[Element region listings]
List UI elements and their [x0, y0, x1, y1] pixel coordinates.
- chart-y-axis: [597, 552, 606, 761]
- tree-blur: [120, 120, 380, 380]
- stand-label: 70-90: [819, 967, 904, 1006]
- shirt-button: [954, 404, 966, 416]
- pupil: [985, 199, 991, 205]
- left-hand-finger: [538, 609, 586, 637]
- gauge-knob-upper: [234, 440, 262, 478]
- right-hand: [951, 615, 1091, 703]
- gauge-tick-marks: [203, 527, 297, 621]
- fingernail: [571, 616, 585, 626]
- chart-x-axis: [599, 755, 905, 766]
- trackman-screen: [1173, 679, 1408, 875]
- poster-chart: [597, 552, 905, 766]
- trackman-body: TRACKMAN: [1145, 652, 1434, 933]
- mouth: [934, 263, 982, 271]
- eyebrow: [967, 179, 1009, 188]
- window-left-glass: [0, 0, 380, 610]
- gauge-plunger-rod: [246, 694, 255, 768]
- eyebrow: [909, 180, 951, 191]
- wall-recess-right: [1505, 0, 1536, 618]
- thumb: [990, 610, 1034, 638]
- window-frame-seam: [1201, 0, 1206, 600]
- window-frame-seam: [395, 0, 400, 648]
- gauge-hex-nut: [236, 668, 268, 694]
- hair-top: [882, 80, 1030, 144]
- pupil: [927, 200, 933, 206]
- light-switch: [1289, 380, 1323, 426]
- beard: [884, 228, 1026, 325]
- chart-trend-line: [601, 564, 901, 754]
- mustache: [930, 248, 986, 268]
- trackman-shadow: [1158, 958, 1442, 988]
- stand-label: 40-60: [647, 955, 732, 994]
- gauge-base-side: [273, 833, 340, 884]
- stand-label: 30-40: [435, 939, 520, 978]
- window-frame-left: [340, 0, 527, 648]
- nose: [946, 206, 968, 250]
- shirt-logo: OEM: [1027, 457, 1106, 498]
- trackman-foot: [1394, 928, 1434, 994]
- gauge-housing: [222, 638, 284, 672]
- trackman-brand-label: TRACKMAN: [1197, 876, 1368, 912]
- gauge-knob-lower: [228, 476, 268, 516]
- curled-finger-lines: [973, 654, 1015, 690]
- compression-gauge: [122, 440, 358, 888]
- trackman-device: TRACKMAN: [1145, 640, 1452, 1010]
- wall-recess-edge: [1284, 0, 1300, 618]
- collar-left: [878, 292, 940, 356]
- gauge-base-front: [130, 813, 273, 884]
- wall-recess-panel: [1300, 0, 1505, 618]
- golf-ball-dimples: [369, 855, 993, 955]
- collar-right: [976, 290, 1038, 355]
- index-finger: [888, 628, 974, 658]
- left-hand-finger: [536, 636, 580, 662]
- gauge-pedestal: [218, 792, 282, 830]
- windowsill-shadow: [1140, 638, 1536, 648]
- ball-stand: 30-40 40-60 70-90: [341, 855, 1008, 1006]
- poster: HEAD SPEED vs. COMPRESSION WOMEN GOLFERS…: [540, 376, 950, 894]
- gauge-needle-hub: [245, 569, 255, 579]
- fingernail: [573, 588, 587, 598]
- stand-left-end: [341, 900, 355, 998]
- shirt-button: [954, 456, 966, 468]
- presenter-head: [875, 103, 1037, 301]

● WHAT YOU HAVE TO DO
Could you edit the material from its start down through the line containing "- wall-recess-right: [1505, 0, 1536, 618]", replacing "eyebrow" with "brow" and leaving everything else unchanged? Return only those lines.

● ANSWER
List UI elements and their [x0, y0, x1, y1] pixel coordinates.
- chart-y-axis: [597, 552, 606, 761]
- tree-blur: [120, 120, 380, 380]
- stand-label: 70-90: [819, 967, 904, 1006]
- shirt-button: [954, 404, 966, 416]
- pupil: [985, 199, 991, 205]
- left-hand-finger: [538, 609, 586, 637]
- gauge-knob-upper: [234, 440, 262, 478]
- right-hand: [951, 615, 1091, 703]
- gauge-tick-marks: [203, 527, 297, 621]
- fingernail: [571, 616, 585, 626]
- chart-x-axis: [599, 755, 905, 766]
- trackman-screen: [1173, 679, 1408, 875]
- poster-chart: [597, 552, 905, 766]
- trackman-body: TRACKMAN: [1145, 652, 1434, 933]
- mouth: [934, 263, 982, 271]
- brow: [967, 179, 1009, 188]
- window-left-glass: [0, 0, 380, 610]
- gauge-plunger-rod: [246, 694, 255, 768]
- brow: [909, 180, 951, 191]
- wall-recess-right: [1505, 0, 1536, 618]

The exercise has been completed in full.